## Written problem
Search the material for the string "data", then return every line where it is found.
— Start of Supplied entries —
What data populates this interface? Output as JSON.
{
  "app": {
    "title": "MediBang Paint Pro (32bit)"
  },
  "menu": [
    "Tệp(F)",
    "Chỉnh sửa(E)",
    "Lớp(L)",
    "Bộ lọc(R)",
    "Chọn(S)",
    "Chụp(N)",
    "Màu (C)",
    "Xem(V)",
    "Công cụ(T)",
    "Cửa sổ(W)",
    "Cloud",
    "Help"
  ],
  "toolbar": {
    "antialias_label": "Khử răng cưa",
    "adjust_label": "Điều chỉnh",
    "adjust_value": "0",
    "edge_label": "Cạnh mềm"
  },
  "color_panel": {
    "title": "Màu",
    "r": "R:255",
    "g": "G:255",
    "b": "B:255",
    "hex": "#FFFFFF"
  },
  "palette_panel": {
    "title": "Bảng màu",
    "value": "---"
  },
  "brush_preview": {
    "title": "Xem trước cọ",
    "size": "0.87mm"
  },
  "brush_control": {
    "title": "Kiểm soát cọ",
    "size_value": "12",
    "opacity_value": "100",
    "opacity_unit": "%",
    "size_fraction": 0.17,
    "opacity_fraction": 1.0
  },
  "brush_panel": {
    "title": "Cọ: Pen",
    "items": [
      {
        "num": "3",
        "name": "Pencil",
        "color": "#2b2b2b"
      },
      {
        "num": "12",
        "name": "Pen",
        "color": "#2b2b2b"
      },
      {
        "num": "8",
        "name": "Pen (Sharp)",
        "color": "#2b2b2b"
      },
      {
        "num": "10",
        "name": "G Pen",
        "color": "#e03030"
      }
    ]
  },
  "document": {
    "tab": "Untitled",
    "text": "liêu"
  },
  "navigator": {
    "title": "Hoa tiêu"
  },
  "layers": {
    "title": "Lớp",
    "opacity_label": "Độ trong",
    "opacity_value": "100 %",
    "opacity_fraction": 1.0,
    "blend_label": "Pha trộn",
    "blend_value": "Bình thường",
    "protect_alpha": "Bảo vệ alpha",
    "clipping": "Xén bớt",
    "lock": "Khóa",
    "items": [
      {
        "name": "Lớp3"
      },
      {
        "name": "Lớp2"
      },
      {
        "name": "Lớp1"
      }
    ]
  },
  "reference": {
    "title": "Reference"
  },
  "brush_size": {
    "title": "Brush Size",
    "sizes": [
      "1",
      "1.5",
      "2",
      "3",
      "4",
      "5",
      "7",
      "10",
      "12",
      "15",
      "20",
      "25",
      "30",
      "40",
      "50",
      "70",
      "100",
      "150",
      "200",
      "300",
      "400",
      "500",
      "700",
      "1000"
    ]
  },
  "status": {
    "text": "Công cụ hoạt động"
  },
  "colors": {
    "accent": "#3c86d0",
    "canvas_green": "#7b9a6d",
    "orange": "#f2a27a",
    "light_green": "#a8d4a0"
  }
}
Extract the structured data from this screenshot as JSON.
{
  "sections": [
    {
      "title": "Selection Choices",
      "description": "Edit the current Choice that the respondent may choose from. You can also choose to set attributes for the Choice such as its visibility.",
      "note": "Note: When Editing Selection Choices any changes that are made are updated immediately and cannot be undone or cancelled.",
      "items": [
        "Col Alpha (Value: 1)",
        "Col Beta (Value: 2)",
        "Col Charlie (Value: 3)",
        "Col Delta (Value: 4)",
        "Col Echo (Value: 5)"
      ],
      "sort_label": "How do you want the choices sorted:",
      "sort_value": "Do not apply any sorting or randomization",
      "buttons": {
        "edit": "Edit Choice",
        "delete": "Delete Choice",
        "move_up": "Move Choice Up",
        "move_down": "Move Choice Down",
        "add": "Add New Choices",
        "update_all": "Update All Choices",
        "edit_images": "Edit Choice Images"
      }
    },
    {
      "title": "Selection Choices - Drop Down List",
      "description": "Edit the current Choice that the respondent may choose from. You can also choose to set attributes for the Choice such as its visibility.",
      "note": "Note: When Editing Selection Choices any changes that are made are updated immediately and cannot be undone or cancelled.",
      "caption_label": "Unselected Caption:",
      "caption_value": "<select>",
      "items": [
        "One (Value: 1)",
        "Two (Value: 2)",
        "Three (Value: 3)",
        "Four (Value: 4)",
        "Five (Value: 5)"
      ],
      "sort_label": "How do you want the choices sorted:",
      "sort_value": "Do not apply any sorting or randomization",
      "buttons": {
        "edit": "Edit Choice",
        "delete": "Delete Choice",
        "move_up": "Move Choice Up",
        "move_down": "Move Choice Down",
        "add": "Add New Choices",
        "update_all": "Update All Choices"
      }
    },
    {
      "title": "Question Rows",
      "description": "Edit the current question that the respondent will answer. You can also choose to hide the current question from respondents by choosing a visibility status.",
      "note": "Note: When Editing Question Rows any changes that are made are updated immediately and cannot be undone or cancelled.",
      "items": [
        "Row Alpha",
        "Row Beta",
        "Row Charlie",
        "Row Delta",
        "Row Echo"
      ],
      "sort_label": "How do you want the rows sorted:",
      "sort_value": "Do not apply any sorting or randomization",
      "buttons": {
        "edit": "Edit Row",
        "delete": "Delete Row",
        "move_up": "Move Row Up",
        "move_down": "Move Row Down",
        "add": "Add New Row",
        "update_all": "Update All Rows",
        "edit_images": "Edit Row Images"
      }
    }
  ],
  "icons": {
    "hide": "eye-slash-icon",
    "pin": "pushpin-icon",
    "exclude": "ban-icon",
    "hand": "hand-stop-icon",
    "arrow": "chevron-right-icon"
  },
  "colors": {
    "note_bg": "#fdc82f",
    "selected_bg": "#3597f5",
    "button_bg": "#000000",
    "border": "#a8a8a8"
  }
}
— End of Supplied entries —
## Solution to the problem
What data populates this interface? Output as JSON.
Extract the structured data from this screenshot as JSON.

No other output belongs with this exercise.